VOS TÂCHES -
**A)** Répondez à ces questions sur le texte consacré aux retraites chapeaux chez PSA, une réponse par ligne, marquée comme la question :
(i) Quel jour PSA a-t-il annoncé la suppression du système ?
(ii) Sur proposition de qui la mesure a-t-elle été prise ?
(iii) Quelle instance de PSA a validé le principe d'y mettre fin ?
**B)** D'après le texte sur les retraites chapeaux chez PSA, pourquoi la suppression du système actuel ne marque-t-elle pas la fin des retraites chapeaux ? Répondez en une à trois phrases.
**C)** Rédigez la suite du texte sur les retraites chapeaux chez PSA, à partir de sa dernière phrase.
─── TEXTE FOURNI ───
Le dossier des retraites chapeaux s'invite à nouveau chez Peugeot-Citroën et, pour une fois, il n’est pas question de montant stratosphérique ni de scandale. Le groupe automobile PSA a annoncé jeudi la suppression du système de retraites chapeaux dont bénéficient les membres de la direction. Mais une nouvelle fois, le moindre mot à son importance. Si le système actuel est bel et bien supprimé, cela ne signifie pas pour autant la fin des retraites chapeaux : un nouveau système sera instauré dans la foulée.

Un choix courageux mais aussi nécessaire. "Sur proposition du président du directoire [Carlos Tavares], le conseil de surveillance de PSA Peugeot Citroën a validé le principe de mettre fin au régime de retraite supplémentaire à prestations définies dont bénéficiaient les dirigeants mandataires sociaux et les membres du comité exécutif du groupe", a annoncé PSA jeudi dans un communiqué.
─── DONNÉES DISPONIBLES ───
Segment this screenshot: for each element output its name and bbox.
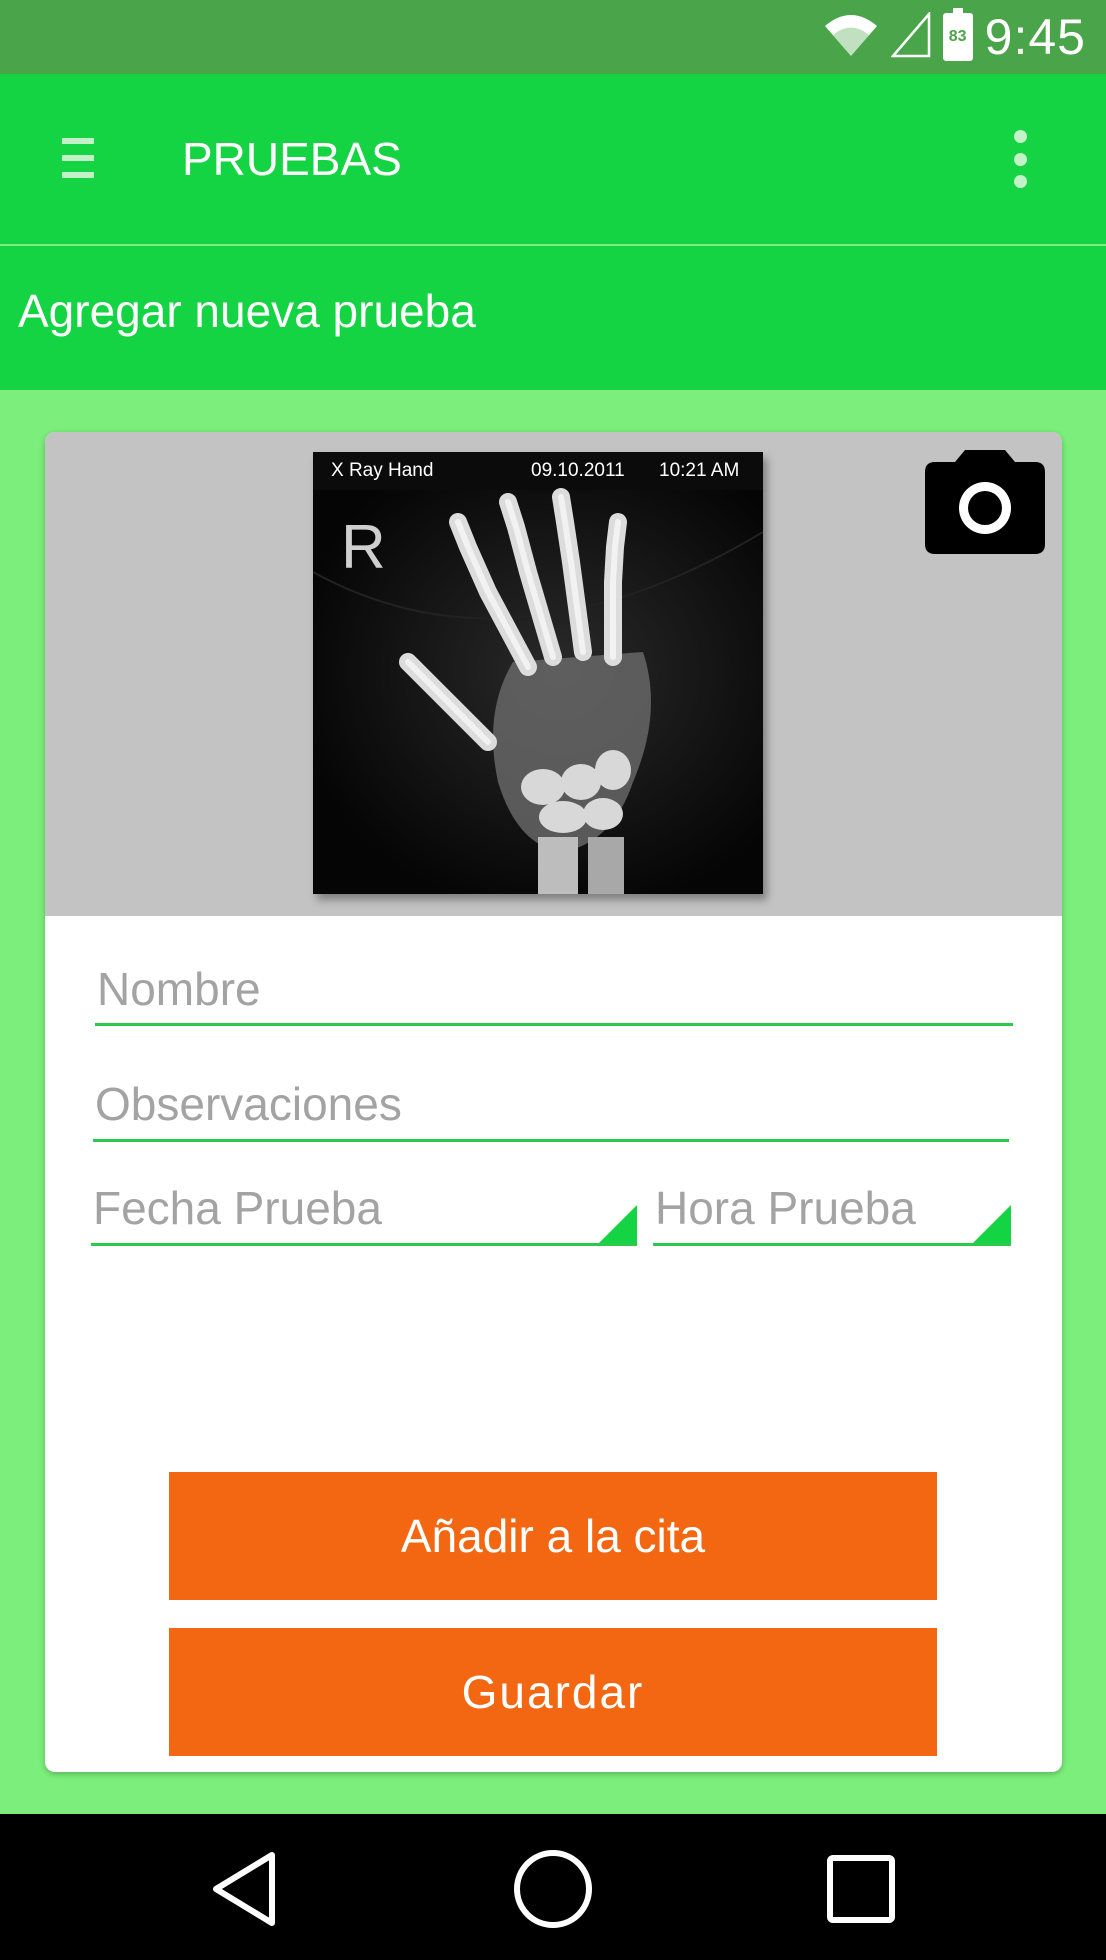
───
RÉPONSES AUX TÂCHES -
**A)**
(i) Jeudi.
(ii) Du président du directoire, Carlos Tavares.
(iii) Le conseil de surveillance de PSA Peugeot Citroën.

**B)** La suppression du système actuel ne signifie pas la fin des retraites chapeaux, car un nouveau système sera instauré dans la foulée.

**C)**
En clair, le système actuel de retraites chapeaux va disparaître, une décision rare dans un contexte où ce type de rémunération est présenté comme indispensable pour attirer les meilleurs manageurs. Il faut dire que ce dernier est plus que contesté au sein d’une entreprise qui a frôlé la faillite en 2014 : le groupe a supprimé 11.000 postes depuis 2013, fermé le site historique d’Aulnay-sous-Bois, imposé un gel des salaires depuis 2012 et n’a survécu que grâce à l’aide de l’Etat français et du chinois Dongfeng. Consacrer des dizaines de millions d’euros pour compléter la retraite et la retraite complémentaire des dirigeants passait mal, tant en interne qu’auprès du grand public.

Des retraites chapeaux réformées mais pas supprimées. Si le système actuel va être supprimé, cela ne signifie pas pour autant la fin des retraites chapeaux chez PSA, comme cela a pu être relayé par les médias. "Un nouveau système de retraite à cotisations définies est mis en place; ainsi l'entreprise ne garantira plus un certain niveau de retraite, mais versera un montant annuel directement lié aux résultats du groupe et à sa performance", précise le communiqué de PSA.

En clair, les futurs bénéficiaires ne toucheront plus un montant garanti, mais qui dépendra de l’état de santé du groupe. Et le groupe automobile d’estimer que cette réforme va par exemple coûter trois fois moins cher en ce qui concerne son président du directoire. Une telle réforme devrait permettre d’économiser 34 millions d’euros en 2015, une somme qui va être redistribué à l’ensemble des salariés.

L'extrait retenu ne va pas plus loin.